DATA SUPPLIED
## Begin

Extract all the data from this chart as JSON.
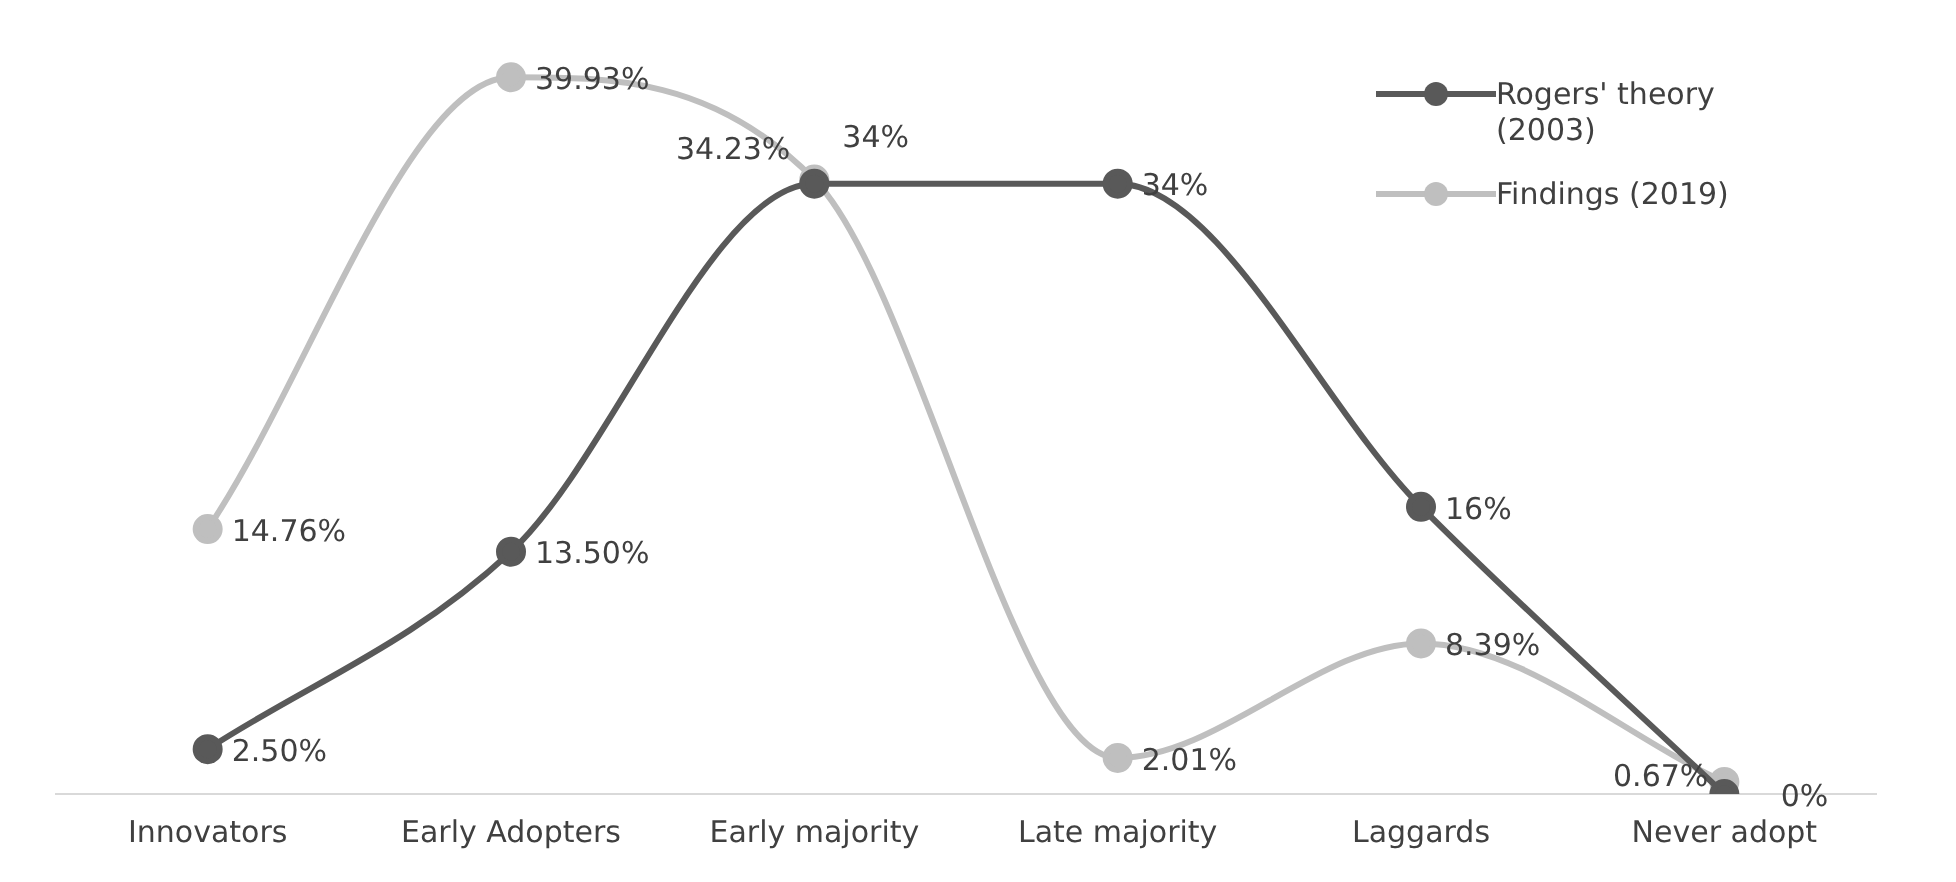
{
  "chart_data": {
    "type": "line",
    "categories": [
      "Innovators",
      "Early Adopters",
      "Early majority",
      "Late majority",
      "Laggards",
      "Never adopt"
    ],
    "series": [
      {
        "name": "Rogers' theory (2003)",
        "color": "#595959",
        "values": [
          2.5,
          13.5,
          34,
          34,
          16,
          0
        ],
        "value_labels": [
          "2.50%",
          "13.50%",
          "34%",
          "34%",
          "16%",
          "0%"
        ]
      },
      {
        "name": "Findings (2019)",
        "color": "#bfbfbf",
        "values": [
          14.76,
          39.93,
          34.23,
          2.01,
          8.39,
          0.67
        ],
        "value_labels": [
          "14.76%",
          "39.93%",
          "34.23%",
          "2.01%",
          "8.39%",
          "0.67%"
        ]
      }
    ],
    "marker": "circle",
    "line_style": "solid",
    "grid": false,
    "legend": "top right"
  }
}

## End
## Begin

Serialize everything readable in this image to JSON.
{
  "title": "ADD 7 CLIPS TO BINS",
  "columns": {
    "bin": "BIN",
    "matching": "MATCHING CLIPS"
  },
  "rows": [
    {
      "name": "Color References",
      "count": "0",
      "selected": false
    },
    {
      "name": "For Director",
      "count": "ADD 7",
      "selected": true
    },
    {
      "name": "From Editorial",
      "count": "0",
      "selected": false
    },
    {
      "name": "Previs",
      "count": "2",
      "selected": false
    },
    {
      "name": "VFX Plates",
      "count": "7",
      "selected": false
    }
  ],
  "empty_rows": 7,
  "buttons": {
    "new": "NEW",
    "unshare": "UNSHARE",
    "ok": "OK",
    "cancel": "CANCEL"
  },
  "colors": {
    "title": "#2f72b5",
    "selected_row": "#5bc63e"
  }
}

## End

TASK GOAL
Filter the listing above for the string "title" and copy every matching line.

REPLY
  "title": "ADD 7 CLIPS TO BINS",
    "title": "#2f72b5",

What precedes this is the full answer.